**Short problem**
Extract every line that contains the string "Toneladas".
[begin Material]
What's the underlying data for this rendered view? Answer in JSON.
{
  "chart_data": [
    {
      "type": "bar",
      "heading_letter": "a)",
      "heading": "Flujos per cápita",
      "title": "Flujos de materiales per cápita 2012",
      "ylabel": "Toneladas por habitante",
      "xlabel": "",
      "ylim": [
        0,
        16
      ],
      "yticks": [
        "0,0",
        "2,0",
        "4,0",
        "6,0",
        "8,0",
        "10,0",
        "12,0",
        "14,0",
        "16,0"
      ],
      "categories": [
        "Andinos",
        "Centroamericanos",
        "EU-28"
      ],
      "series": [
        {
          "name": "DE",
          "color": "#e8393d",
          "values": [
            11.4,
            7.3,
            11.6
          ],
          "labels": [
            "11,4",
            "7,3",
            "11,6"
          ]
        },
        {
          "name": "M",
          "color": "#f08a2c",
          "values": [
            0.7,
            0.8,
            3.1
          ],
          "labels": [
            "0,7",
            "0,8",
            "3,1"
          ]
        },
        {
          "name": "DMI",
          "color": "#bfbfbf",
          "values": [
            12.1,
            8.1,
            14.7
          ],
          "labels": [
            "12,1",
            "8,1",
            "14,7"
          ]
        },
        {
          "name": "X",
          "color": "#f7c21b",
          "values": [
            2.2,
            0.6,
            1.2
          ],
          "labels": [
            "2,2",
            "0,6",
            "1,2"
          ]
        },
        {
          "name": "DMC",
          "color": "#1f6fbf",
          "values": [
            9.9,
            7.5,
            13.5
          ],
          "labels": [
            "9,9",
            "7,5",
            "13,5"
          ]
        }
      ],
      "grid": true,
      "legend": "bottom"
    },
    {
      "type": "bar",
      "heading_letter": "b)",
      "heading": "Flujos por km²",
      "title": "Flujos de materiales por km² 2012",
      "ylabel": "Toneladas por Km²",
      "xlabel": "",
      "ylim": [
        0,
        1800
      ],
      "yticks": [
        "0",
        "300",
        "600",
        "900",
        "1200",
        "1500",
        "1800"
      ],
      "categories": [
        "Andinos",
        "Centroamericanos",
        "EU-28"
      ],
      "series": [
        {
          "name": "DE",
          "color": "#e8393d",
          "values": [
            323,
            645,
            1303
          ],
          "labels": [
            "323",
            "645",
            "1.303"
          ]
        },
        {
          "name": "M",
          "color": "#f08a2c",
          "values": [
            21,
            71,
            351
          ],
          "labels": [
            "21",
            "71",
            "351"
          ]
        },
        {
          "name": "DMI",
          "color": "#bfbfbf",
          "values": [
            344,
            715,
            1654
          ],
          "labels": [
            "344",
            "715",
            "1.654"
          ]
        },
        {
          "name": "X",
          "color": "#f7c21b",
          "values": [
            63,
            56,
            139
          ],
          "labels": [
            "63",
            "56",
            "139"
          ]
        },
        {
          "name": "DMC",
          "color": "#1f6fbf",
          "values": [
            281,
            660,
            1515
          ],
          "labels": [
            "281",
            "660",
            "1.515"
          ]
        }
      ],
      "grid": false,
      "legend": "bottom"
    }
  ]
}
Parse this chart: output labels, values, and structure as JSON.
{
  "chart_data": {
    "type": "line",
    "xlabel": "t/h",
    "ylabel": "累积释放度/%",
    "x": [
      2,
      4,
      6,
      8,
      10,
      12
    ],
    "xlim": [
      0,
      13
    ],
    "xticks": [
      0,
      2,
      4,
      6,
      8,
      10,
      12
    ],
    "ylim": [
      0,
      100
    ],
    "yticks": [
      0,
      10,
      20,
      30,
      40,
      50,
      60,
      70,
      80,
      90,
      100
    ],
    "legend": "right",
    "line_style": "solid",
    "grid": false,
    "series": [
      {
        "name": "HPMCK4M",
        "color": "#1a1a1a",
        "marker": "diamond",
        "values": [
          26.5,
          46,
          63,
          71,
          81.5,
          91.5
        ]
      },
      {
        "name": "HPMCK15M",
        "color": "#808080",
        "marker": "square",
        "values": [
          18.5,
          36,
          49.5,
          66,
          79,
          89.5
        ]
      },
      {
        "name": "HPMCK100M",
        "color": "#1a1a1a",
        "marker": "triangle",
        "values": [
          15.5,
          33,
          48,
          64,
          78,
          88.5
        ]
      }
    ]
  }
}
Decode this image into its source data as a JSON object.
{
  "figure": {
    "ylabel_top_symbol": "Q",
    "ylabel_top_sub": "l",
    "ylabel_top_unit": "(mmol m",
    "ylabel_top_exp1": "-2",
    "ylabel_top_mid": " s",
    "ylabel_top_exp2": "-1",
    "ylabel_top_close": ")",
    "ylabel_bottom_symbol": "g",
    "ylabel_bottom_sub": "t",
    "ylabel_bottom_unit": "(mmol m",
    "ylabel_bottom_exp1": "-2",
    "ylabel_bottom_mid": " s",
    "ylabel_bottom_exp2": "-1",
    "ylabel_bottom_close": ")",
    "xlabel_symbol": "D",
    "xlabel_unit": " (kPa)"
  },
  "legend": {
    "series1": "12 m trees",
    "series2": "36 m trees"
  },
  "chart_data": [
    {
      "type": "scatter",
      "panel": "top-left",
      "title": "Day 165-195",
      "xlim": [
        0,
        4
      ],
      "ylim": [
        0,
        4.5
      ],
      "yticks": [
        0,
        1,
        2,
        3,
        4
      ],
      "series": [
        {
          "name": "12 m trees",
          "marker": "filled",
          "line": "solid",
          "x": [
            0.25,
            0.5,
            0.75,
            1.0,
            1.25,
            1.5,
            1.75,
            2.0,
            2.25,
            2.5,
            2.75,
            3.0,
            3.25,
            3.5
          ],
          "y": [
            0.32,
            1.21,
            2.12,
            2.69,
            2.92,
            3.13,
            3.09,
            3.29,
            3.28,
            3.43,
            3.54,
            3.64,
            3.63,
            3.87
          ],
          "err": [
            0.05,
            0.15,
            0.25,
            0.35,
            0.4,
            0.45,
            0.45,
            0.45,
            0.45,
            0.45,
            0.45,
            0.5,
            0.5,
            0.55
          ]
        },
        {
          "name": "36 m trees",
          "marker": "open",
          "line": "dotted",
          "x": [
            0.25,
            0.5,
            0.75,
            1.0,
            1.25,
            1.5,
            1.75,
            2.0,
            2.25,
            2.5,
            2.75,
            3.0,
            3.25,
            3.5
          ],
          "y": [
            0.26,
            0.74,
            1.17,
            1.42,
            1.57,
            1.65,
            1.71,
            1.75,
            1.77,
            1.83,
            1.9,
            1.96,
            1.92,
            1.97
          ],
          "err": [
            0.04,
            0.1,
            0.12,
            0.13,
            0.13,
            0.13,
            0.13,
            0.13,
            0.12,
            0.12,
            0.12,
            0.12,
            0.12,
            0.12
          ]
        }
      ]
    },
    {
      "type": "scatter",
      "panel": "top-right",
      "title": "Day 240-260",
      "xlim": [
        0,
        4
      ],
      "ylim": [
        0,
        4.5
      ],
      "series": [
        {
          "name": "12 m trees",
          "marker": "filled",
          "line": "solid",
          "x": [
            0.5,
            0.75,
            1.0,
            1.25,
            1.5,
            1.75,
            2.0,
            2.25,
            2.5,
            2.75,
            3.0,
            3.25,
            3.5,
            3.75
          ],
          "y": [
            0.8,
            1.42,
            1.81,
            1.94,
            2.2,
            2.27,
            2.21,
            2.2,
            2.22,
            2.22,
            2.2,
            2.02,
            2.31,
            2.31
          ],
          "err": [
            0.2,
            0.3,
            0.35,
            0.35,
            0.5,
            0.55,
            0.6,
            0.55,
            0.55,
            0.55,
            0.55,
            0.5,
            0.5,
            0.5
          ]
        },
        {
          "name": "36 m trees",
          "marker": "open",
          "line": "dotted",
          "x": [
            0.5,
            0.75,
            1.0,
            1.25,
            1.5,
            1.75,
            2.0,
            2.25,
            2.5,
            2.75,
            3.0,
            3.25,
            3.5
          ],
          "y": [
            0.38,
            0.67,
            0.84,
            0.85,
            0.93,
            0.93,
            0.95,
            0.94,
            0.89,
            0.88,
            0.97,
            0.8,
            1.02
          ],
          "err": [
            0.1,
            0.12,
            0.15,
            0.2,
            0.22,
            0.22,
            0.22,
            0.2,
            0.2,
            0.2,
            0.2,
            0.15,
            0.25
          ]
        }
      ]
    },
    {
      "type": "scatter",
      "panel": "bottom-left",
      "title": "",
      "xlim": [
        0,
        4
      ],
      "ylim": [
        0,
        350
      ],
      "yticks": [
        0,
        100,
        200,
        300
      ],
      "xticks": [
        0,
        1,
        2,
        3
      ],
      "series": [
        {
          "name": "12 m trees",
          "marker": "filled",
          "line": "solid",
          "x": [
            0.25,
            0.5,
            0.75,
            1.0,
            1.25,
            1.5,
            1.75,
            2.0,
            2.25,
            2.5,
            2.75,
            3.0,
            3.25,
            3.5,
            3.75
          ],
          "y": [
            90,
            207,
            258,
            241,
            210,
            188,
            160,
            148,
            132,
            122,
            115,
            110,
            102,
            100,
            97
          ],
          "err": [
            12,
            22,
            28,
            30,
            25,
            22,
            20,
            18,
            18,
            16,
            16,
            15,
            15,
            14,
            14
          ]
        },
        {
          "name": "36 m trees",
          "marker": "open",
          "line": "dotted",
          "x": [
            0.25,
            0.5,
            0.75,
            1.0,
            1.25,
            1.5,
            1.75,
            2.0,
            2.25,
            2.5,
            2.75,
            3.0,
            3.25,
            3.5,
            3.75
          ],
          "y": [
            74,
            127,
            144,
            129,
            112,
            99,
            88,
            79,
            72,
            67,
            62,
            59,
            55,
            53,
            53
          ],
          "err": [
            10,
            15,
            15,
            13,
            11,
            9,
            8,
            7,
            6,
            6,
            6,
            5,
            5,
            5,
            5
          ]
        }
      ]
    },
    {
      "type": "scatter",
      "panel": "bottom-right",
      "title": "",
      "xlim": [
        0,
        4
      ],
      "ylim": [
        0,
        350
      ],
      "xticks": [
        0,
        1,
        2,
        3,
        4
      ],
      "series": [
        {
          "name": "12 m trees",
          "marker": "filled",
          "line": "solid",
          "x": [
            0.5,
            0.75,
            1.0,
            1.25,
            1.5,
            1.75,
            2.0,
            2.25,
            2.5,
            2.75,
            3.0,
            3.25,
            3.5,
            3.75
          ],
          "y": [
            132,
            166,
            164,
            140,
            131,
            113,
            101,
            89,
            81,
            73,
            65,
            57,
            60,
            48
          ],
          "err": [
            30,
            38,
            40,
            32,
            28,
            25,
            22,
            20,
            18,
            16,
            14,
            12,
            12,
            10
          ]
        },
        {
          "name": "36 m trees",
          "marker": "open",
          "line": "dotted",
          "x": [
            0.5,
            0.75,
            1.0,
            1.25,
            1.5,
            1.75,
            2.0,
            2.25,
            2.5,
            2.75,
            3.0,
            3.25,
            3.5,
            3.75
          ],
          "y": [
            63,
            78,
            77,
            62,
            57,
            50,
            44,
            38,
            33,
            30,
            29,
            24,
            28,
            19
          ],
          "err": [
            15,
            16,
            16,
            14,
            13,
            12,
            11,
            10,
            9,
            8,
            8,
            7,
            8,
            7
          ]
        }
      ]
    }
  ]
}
[end Material]
**Answer to the task**
      "ylabel": "Toneladas por habitante",
      "ylabel": "Toneladas por Km²",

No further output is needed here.